The request: Your answer should be a single number: the count of lines containing "date".

Records shown:
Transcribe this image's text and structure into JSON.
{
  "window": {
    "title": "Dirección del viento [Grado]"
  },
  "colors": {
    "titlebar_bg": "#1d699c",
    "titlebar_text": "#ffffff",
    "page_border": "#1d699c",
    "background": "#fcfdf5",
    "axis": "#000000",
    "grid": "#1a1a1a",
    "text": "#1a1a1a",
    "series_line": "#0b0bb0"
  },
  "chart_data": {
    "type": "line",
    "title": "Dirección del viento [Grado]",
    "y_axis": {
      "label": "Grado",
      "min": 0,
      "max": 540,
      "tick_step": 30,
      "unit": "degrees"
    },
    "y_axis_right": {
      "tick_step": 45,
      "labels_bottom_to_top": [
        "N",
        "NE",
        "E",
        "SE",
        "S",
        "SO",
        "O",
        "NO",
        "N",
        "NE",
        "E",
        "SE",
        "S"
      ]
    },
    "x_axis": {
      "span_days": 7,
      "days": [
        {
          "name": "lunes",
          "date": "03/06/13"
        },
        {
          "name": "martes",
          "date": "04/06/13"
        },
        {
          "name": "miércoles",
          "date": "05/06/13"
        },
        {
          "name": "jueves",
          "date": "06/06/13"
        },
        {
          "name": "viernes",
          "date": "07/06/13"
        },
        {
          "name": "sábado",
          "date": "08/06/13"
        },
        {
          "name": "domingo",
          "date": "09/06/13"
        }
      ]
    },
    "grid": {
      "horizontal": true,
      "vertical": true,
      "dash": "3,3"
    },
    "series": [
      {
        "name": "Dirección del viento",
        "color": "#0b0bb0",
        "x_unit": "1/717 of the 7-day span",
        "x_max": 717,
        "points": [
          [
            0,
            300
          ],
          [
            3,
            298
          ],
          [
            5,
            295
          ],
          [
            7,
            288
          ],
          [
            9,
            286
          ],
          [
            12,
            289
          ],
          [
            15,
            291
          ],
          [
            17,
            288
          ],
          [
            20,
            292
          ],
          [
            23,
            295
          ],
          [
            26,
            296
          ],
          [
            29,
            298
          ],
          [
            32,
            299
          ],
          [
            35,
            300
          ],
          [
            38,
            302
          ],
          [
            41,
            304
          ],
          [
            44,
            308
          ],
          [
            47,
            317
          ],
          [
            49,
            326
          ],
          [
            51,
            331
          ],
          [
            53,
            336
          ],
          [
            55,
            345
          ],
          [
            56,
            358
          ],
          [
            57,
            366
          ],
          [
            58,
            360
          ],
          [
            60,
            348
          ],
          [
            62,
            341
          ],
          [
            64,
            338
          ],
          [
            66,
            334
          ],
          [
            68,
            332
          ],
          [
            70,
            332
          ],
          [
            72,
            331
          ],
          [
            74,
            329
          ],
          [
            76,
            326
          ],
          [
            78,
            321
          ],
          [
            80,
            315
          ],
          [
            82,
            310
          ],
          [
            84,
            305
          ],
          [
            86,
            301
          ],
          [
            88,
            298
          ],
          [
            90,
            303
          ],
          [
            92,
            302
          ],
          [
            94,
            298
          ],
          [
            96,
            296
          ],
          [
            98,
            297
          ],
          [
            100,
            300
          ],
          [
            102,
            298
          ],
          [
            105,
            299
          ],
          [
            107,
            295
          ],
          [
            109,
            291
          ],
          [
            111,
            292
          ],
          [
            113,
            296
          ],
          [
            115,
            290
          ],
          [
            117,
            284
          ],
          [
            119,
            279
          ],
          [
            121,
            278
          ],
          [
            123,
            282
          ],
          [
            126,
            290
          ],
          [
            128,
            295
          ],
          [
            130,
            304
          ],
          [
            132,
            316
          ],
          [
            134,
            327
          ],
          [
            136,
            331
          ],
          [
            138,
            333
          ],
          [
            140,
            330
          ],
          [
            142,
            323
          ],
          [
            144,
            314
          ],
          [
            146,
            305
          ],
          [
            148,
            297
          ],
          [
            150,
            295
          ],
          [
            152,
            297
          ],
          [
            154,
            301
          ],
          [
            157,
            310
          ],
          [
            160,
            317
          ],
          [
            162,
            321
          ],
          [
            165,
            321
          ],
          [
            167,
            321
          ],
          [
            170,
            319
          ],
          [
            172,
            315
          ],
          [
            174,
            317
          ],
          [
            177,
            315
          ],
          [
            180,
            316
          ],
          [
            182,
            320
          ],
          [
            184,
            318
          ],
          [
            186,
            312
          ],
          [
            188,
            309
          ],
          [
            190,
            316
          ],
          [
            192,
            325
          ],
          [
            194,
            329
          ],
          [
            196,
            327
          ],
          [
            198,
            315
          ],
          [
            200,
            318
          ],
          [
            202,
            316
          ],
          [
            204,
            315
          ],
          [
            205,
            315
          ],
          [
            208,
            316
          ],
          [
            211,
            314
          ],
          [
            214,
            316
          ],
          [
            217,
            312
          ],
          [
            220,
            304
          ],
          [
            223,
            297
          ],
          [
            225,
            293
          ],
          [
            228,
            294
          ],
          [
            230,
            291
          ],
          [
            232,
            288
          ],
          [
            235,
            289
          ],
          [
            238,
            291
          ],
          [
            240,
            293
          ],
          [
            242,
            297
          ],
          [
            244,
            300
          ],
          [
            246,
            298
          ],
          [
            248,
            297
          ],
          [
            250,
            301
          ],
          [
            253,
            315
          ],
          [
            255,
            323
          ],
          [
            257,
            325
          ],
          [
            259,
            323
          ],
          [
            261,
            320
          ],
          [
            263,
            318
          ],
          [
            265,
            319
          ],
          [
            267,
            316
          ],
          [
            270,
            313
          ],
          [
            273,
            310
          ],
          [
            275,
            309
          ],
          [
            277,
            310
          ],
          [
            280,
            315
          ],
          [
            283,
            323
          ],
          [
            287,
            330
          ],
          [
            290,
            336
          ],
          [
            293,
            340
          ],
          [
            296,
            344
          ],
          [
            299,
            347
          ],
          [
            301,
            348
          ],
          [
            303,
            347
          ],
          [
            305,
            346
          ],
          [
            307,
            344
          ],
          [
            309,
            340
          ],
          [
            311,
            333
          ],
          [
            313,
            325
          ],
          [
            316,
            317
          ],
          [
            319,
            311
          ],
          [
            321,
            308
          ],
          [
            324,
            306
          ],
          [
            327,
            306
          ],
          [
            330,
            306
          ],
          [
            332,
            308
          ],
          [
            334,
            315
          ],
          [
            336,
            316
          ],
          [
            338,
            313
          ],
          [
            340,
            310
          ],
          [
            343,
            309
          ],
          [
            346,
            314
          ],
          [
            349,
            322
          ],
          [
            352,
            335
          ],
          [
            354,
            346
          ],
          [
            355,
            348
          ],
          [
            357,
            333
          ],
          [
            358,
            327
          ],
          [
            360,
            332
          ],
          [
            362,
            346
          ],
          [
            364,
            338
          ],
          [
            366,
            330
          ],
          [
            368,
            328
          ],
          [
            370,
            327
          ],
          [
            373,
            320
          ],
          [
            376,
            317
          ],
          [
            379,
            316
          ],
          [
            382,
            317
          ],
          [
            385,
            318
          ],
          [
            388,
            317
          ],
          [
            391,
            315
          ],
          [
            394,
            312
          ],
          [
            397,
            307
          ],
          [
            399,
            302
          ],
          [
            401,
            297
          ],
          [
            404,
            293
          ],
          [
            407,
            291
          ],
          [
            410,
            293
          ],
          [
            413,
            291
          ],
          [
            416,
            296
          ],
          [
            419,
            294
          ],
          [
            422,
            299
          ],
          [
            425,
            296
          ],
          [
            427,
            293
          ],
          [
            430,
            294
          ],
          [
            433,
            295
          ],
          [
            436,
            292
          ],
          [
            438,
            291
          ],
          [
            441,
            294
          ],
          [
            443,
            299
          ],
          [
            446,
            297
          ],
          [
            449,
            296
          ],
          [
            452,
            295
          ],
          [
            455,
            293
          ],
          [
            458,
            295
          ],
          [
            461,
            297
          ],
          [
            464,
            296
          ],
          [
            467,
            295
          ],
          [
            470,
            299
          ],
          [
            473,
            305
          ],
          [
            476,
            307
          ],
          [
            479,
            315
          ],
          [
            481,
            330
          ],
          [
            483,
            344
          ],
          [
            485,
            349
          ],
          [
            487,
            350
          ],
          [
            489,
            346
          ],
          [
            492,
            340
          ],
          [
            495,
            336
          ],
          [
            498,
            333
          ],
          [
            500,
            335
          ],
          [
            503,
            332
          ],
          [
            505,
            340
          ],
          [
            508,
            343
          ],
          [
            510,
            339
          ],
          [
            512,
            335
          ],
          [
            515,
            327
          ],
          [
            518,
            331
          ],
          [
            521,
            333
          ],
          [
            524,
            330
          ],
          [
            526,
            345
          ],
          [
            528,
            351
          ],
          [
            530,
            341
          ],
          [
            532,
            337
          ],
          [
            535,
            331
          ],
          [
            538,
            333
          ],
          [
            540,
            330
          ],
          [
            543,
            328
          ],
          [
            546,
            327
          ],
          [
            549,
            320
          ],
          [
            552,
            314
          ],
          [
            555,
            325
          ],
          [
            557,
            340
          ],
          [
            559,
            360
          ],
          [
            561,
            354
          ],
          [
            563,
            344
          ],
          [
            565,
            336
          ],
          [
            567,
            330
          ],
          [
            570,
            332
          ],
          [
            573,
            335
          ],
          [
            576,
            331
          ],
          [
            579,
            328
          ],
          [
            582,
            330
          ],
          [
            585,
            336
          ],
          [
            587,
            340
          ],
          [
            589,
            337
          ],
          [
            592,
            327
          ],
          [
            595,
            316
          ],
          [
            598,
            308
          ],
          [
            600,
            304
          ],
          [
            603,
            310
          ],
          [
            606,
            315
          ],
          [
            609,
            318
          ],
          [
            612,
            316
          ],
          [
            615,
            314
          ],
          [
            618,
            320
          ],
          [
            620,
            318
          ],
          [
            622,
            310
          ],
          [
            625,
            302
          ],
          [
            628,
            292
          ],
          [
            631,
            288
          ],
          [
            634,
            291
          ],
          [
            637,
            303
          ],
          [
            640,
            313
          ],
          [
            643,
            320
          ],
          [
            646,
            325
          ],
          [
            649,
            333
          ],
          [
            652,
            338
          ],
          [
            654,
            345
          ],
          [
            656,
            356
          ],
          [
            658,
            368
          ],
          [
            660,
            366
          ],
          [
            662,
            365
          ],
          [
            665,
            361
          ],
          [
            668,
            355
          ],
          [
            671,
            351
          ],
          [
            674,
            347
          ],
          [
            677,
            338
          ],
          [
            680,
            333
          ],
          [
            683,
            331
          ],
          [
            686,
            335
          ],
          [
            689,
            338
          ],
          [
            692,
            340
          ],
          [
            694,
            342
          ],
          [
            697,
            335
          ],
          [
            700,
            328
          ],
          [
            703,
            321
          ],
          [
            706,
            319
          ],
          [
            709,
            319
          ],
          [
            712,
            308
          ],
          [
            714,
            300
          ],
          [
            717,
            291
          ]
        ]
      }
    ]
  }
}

Worked answer: 7